Short exercise => Scan the listing below. Report each line that includes "VCores".

Data provided =>
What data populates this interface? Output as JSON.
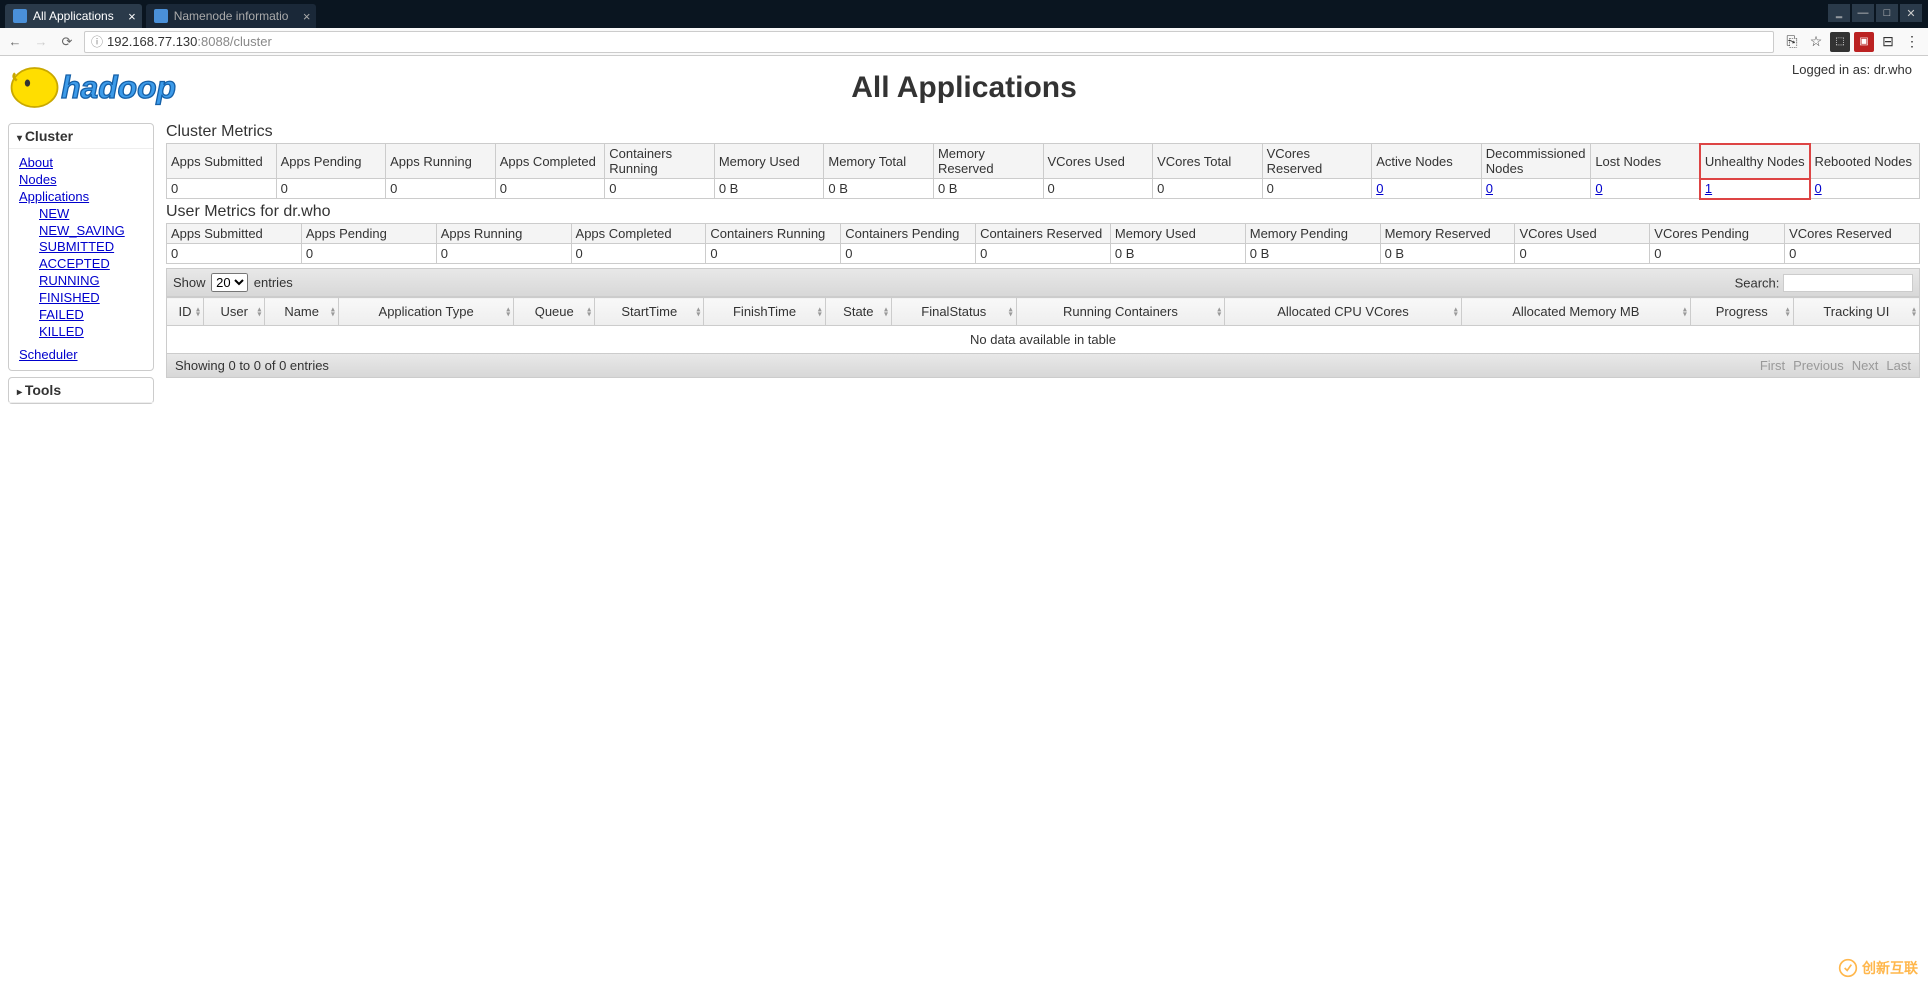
{
  "browser": {
    "tabs": [
      {
        "title": "All Applications",
        "active": true
      },
      {
        "title": "Namenode informatio",
        "active": false
      }
    ],
    "url_display_prefix": "192.168.77.130",
    "url_display_suffix": ":8088/cluster"
  },
  "page": {
    "title": "All Applications",
    "login_status": "Logged in as: dr.who"
  },
  "sidebar": {
    "cluster_label": "Cluster",
    "tools_label": "Tools",
    "about": "About",
    "nodes": "Nodes",
    "applications": "Applications",
    "scheduler": "Scheduler",
    "app_states": [
      "NEW",
      "NEW_SAVING",
      "SUBMITTED",
      "ACCEPTED",
      "RUNNING",
      "FINISHED",
      "FAILED",
      "KILLED"
    ]
  },
  "cluster_metrics": {
    "title": "Cluster Metrics",
    "headers": [
      "Apps Submitted",
      "Apps Pending",
      "Apps Running",
      "Apps Completed",
      "Containers Running",
      "Memory Used",
      "Memory Total",
      "Memory Reserved",
      "VCores Used",
      "VCores Total",
      "VCores Reserved",
      "Active Nodes",
      "Decommissioned Nodes",
      "Lost Nodes",
      "Unhealthy Nodes",
      "Rebooted Nodes"
    ],
    "values": [
      "0",
      "0",
      "0",
      "0",
      "0",
      "0 B",
      "0 B",
      "0 B",
      "0",
      "0",
      "0",
      "0",
      "0",
      "0",
      "1",
      "0"
    ],
    "link_flags": [
      false,
      false,
      false,
      false,
      false,
      false,
      false,
      false,
      false,
      false,
      false,
      true,
      true,
      true,
      true,
      true
    ],
    "highlight_index": 14
  },
  "user_metrics": {
    "title": "User Metrics for dr.who",
    "headers": [
      "Apps Submitted",
      "Apps Pending",
      "Apps Running",
      "Apps Completed",
      "Containers Running",
      "Containers Pending",
      "Containers Reserved",
      "Memory Used",
      "Memory Pending",
      "Memory Reserved",
      "VCores Used",
      "VCores Pending",
      "VCores Reserved"
    ],
    "values": [
      "0",
      "0",
      "0",
      "0",
      "0",
      "0",
      "0",
      "0 B",
      "0 B",
      "0 B",
      "0",
      "0",
      "0"
    ]
  },
  "apps_table": {
    "show_label": "Show",
    "show_value": "20",
    "entries_label": "entries",
    "search_label": "Search:",
    "columns": [
      "ID",
      "User",
      "Name",
      "Application Type",
      "Queue",
      "StartTime",
      "FinishTime",
      "State",
      "FinalStatus",
      "Running Containers",
      "Allocated CPU VCores",
      "Allocated Memory MB",
      "Progress",
      "Tracking UI"
    ],
    "empty_msg": "No data available in table",
    "info_text": "Showing 0 to 0 of 0 entries",
    "pagination": [
      "First",
      "Previous",
      "Next",
      "Last"
    ]
  },
  "watermark": "创新互联"
}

Solved exercise =>
      "VCores Used",
      "VCores Total",
      "VCores Reserved",
      "VCores Used",
      "VCores Pending",
      "VCores Reserved"
      "Allocated CPU VCores",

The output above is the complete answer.